## [ESTRATTO DEL TESTO]
※ ※ ※
Il meccanismo è sempre lo stesso, e riprende lo schema classico di introduzione-svolgimento-conclusione: la donna-uccello incappa in una situazione opprimente (di volta in volta mostri marini, sabba di streghe, minacciosi uccellacci neri ecc.), e nel tentativo di fuggire cade infinite volte in una nuova trappola senza mai riuscire a risollevarsi. Fino al risveglio.
N: Ho cercato di conferire al racconto un’atmosfera da incubo.
Ogni volta che la donna-uccello riesce a scappare da una scena, rimane intrappolata in quella successiva. L’idea mi è venuta da un quadro di Jean-François Millet, Contadine che portano fascine di legna. Inizialmente avevo pensato di narrare i sogni di questi personaggi costretti a un lavoro sfiancante. Ma poi ho finito per invertire il punto di vista, e l’estenuante lavoro nei campi di quelle donne si è trasformato nell’incubo di qualcun altro.
Ed è lì che è entrata in scena la figura dell’uccello. L’idea, di per sé, è semplice: il terribile incubo della donna-uccello è fatto dei tormenti della nostra vita quotidiana. L’uccello, la donna-uccello, popola il suo incubo con quella che è la nostra realtà di tutti i giorni (l’emarginazione nel momento in cui viene espulsa dalla civiltà, lo stigma sociale di cui soffrirono le donne accusate di stregoneria, la paura della morte, il carcere, rappresentato dalla reclusione all’interno della grotta di Bomarzo, il terrore di fronte agli aspetti più incontrollabili della natura, come ad esempio la caduta nelle profondità degli abissi, l’angoscia per il tempo che scorre).
Ovviamente tutti questi tormenti sono raccontati attraverso metafore: è il contesto stesso dell’incubo che ce lo consente. La stessa frase che dà il titolo all’opera, “Lasciate ogni pensiero o voi ch’intrate” – anticamente incisa sulla Bocca dell’Orco del Parco dei Mostri di Bomarzo, dove ora invece si può leggere “Ogni pensiero vola” – invita a entrare nel territorio dei sogni, un territorio che esula dal dominio della ragione, del pensiero, della coscienza.
N: Ma c’è un’altra cosa interessante in questa frase: si tratta di un ordine. Non possiamo scegliere come entrare in questo territorio, né possiamo scegliere di non sognare.
Tutto ciò che accade alla protagonista del libro è irrazionale e, in un certo senso, surreale. Il pensiero logico è rimasto fuori. Quanto all’orco del Parco di Bomarzo, è entrato nel libro da una parte perché mi ha fornito questa idea e questa frase (ovviamente derivata da Dante), dall’altra perché sono ossessionato dal manierismo italiano: credo che il manierismo in quanto stile rappresenti sempre un momento di rottura nel modo di rappresentare, che si esprime tramite l’alterazione dei canoni stabiliti – me ne sono servito anche in passato. Ad esempio, in La madre e la morte/La perdita, cito la grotta del Buontalenti nella scena in cui la madre attraversa la montagna. Sono anni che studio il Parco dei Mostri di Pirro Ligorio, allo scopo di trarne qualche opera, prima o poi. In questo caso ho avuto la possibilità di includere l’orco, che è forse il più famoso dei suoi mostri. Aprendo gli occhi (il che paradossalmente significa entrare nel sogno), la donna-uccello si trova circondata da una massa pulsante di gufi, che la schiacciano e le impediscono di muoversi. Chi sono? Dove si trova? Stacco di scena, e la vediamo entrare nella ciminiera di una fabbrica, da cui improvvisamente sbuca in un quadro di De Chirico.
※ ※ ※
## [COMPITO ASSEGNATO]
Prosegui il brano sull'incubo della donna-uccello a partire dall'ultima frase riportata.

## [ESTRATTO DEL DATASET]
※ ※ ※
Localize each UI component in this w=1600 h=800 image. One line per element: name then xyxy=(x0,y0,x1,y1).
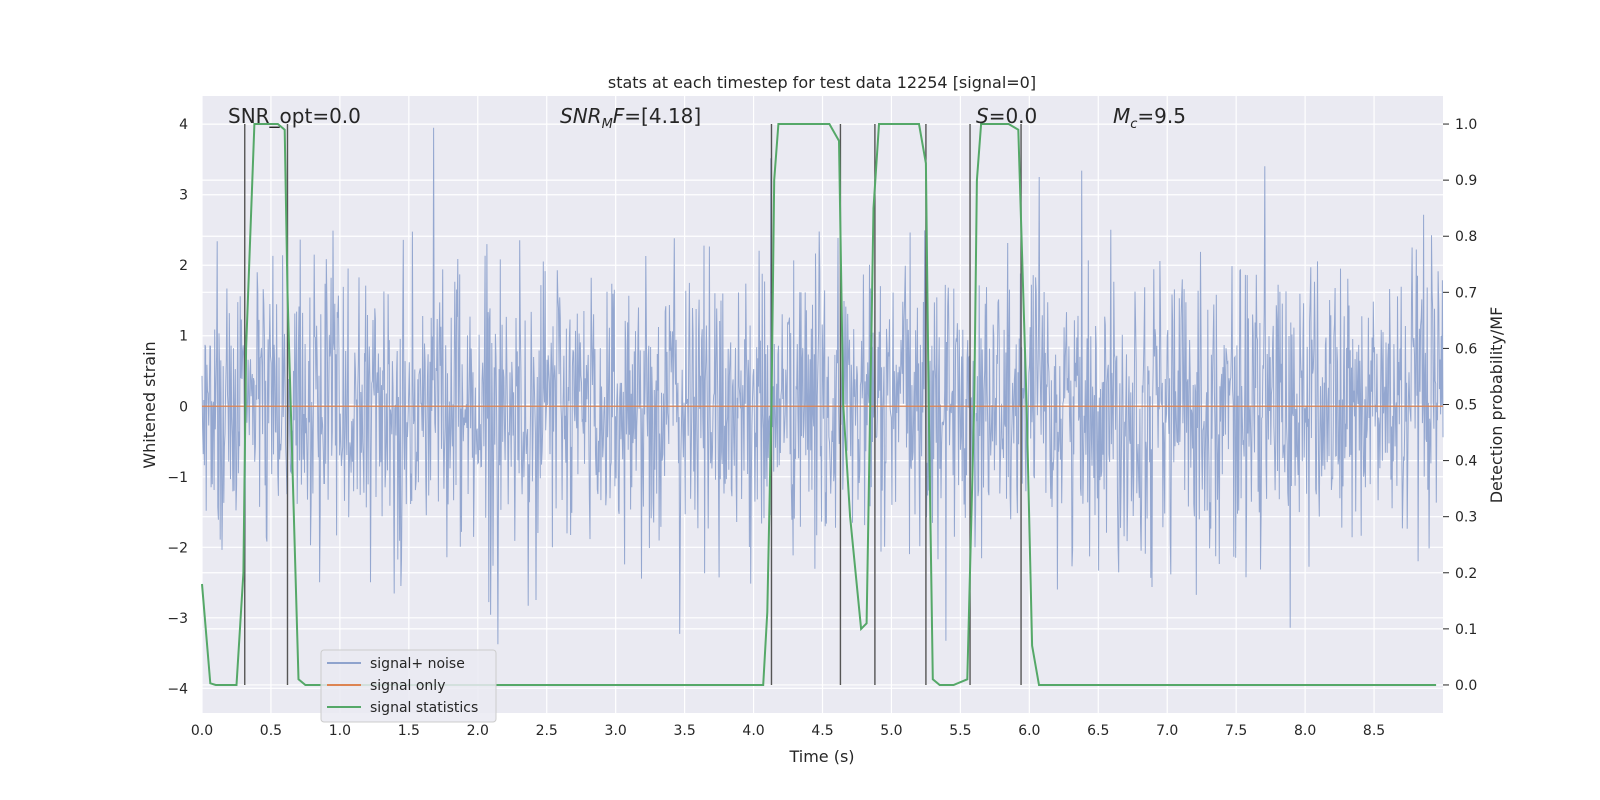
※ ※ ※
## [RISPOSTA SCRITTA]
Ma subito precipita, tra Arpie che la inseguono e la mordono, e precipitando cade in mare e si inabissa tra creature spaventose e dai denti aguzzi che sembrano volerla divorare. E poi caverne oscure, streghe, malefici uccelli neri, diavoli e inquietanti inquisitori, in un mondo asfissiante e angosciante da cui non desideriamo che fuggire insieme a lei.
Questo susseguirsi di scene contiene un’infinità di riferimenti e citazioni, che attingono alla storia, alla storia dell’arte, al cinema e alla storia del costume: le Arpie in volo (che rappresentano l’angoscia per il tempo che scorre inesorabile) ricordano la figura della Morte nel Settimo sigillo di Bergman; le creature marine che la minacciano in fondo al mare dialogano con i mostri di Matthias Grünewald. Dalle profondità marine la donna-uccello emerge da un fonte battesimale, per ritrovarsi attorniata da un consesso di creature austere e terribili che sembrano uscite dalla Congiura dei Boiardi di Ėjzenštejn.
A cacciarla sono ora delle guardie vestite con abiti che ricordano i costumi teatrali realizzati da Malevič. Nel passaggio dal passato al presente, il destino della donna-uccello rimane lo stesso. Sbuca quindi dalla bocca dell’Orco del Parco dei Mostri di Bomarzo, ma solo per finire tra le grinfie di un sabba di streghe (immagine della donna vittima del conformismo e della società), rappresentate secondo le modalità tipiche dei trattati medievali contro la stregoneria. E da ultimo la scena centrale dell’opera, quella in cui la donna-uccello viene sfruttata come contadina nei campi.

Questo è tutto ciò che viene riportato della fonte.